* Start DATASET ROWS *

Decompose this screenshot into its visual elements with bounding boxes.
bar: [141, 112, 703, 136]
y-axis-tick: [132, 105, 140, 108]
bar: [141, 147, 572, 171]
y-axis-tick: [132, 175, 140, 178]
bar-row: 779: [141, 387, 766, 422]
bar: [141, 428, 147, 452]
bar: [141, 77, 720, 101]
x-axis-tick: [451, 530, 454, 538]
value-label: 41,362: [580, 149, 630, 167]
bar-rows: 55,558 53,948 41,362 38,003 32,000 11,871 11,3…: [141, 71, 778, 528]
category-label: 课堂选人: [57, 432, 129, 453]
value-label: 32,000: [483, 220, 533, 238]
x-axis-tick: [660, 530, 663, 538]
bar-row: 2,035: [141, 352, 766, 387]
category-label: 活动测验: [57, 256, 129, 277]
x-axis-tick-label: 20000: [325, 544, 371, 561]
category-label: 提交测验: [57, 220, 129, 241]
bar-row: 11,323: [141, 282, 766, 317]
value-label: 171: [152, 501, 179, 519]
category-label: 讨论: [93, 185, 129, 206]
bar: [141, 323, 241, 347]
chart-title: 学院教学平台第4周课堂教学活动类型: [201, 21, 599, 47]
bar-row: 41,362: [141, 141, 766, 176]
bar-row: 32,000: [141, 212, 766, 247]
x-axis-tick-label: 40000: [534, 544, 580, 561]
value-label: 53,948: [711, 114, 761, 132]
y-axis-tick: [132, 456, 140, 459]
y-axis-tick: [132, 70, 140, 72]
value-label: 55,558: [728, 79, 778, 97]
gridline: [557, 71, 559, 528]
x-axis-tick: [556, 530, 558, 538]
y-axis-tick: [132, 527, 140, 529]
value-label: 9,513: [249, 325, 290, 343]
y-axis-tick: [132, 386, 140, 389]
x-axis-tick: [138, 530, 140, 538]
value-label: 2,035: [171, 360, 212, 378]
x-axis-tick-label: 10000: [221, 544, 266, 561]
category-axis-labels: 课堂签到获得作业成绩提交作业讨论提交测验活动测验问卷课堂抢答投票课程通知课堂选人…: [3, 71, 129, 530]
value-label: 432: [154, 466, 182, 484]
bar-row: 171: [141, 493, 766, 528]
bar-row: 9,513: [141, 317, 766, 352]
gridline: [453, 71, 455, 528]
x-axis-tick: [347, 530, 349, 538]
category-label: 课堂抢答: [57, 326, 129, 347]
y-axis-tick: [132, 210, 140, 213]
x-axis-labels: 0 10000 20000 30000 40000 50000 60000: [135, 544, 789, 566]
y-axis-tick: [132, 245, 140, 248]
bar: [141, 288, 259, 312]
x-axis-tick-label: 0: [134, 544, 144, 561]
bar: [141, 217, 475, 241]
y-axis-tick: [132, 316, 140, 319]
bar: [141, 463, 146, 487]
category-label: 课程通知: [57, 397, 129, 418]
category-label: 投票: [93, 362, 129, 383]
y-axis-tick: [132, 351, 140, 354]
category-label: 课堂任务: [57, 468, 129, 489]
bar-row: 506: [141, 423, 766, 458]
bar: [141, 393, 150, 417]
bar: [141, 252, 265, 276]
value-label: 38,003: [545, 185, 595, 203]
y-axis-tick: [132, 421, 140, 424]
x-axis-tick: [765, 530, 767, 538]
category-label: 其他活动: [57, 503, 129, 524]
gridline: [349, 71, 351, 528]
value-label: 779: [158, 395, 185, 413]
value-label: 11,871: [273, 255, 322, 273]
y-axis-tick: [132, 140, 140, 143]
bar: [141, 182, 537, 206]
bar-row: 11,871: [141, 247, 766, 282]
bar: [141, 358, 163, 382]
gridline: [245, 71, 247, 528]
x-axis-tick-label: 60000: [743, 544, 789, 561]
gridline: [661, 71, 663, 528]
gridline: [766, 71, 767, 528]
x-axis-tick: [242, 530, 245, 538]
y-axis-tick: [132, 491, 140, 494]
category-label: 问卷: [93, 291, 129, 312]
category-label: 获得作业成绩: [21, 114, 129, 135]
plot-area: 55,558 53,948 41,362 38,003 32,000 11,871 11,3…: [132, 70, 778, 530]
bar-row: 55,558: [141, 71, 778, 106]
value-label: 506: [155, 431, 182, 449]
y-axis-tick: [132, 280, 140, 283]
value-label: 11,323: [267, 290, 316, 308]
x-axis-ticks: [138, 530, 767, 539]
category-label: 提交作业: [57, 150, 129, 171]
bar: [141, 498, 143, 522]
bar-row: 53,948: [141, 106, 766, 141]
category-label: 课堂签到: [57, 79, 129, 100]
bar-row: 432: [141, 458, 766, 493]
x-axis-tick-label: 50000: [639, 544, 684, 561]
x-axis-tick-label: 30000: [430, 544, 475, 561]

* End DATASET ROWS *

TASK REQUIREMENTS. Please reproduce the listing above with every "value-label" replaced by "data-label", leaving everything else unchanged.

FINAL RESULT.
Decompose this screenshot into its visual elements with bounding boxes.
bar: [141, 112, 703, 136]
y-axis-tick: [132, 105, 140, 108]
bar: [141, 147, 572, 171]
y-axis-tick: [132, 175, 140, 178]
bar-row: 779: [141, 387, 766, 422]
bar: [141, 428, 147, 452]
bar: [141, 77, 720, 101]
x-axis-tick: [451, 530, 454, 538]
data-label: 41,362: [580, 149, 630, 167]
bar-rows: 55,558 53,948 41,362 38,003 32,000 11,871 11,3…: [141, 71, 778, 528]
category-label: 课堂选人: [57, 432, 129, 453]
data-label: 32,000: [483, 220, 533, 238]
x-axis-tick: [660, 530, 663, 538]
bar-row: 2,035: [141, 352, 766, 387]
category-label: 活动测验: [57, 256, 129, 277]
x-axis-tick-label: 20000: [325, 544, 371, 561]
category-label: 提交测验: [57, 220, 129, 241]
bar-row: 11,323: [141, 282, 766, 317]
data-label: 171: [152, 501, 179, 519]
category-label: 讨论: [93, 185, 129, 206]
bar: [141, 323, 241, 347]
chart-title: 学院教学平台第4周课堂教学活动类型: [201, 21, 599, 47]
bar-row: 41,362: [141, 141, 766, 176]
bar-row: 32,000: [141, 212, 766, 247]
x-axis-tick-label: 40000: [534, 544, 580, 561]
data-label: 53,948: [711, 114, 761, 132]
y-axis-tick: [132, 456, 140, 459]
y-axis-tick: [132, 70, 140, 72]
data-label: 55,558: [728, 79, 778, 97]
gridline: [557, 71, 559, 528]
x-axis-tick: [556, 530, 558, 538]
y-axis-tick: [132, 527, 140, 529]
data-label: 9,513: [249, 325, 290, 343]
y-axis-tick: [132, 386, 140, 389]
x-axis-tick: [138, 530, 140, 538]
data-label: 2,035: [171, 360, 212, 378]
x-axis-tick-label: 10000: [221, 544, 266, 561]
category-axis-labels: 课堂签到获得作业成绩提交作业讨论提交测验活动测验问卷课堂抢答投票课程通知课堂选人…: [3, 71, 129, 530]
data-label: 432: [154, 466, 182, 484]
bar-row: 171: [141, 493, 766, 528]
bar-row: 9,513: [141, 317, 766, 352]
gridline: [453, 71, 455, 528]
x-axis-tick: [347, 530, 349, 538]
category-label: 课堂抢答: [57, 326, 129, 347]
y-axis-tick: [132, 210, 140, 213]
x-axis-labels: 0 10000 20000 30000 40000 50000 60000: [135, 544, 789, 566]
y-axis-tick: [132, 245, 140, 248]
bar: [141, 288, 259, 312]
x-axis-tick-label: 0: [134, 544, 144, 561]
bar: [141, 217, 475, 241]
y-axis-tick: [132, 316, 140, 319]
bar: [141, 463, 146, 487]
category-label: 课程通知: [57, 397, 129, 418]
category-label: 投票: [93, 362, 129, 383]
y-axis-tick: [132, 351, 140, 354]
category-label: 课堂任务: [57, 468, 129, 489]
bar-row: 506: [141, 423, 766, 458]
bar: [141, 393, 150, 417]
bar: [141, 252, 265, 276]
data-label: 38,003: [545, 185, 595, 203]
y-axis-tick: [132, 421, 140, 424]
x-axis-tick: [765, 530, 767, 538]
category-label: 其他活动: [57, 503, 129, 524]
gridline: [349, 71, 351, 528]
data-label: 779: [158, 395, 185, 413]
data-label: 11,871: [273, 255, 322, 273]
y-axis-tick: [132, 140, 140, 143]
bar: [141, 182, 537, 206]
bar-row: 11,871: [141, 247, 766, 282]
bar: [141, 358, 163, 382]
gridline: [245, 71, 247, 528]
x-axis-tick-label: 60000: [743, 544, 789, 561]
gridline: [661, 71, 663, 528]
gridline: [766, 71, 767, 528]
x-axis-tick: [242, 530, 245, 538]
y-axis-tick: [132, 491, 140, 494]
category-label: 问卷: [93, 291, 129, 312]
category-label: 获得作业成绩: [21, 114, 129, 135]
plot-area: 55,558 53,948 41,362 38,003 32,000 11,871 11,3…: [132, 70, 778, 530]
bar-row: 55,558: [141, 71, 778, 106]
data-label: 506: [155, 431, 182, 449]
y-axis-tick: [132, 280, 140, 283]
data-label: 11,323: [267, 290, 316, 308]
x-axis-ticks: [138, 530, 767, 539]
category-label: 提交作业: [57, 150, 129, 171]
bar: [141, 498, 143, 522]
bar-row: 53,948: [141, 106, 766, 141]
category-label: 课堂签到: [57, 79, 129, 100]
bar-row: 432: [141, 458, 766, 493]
x-axis-tick-label: 50000: [639, 544, 684, 561]
x-axis-tick-label: 30000: [430, 544, 475, 561]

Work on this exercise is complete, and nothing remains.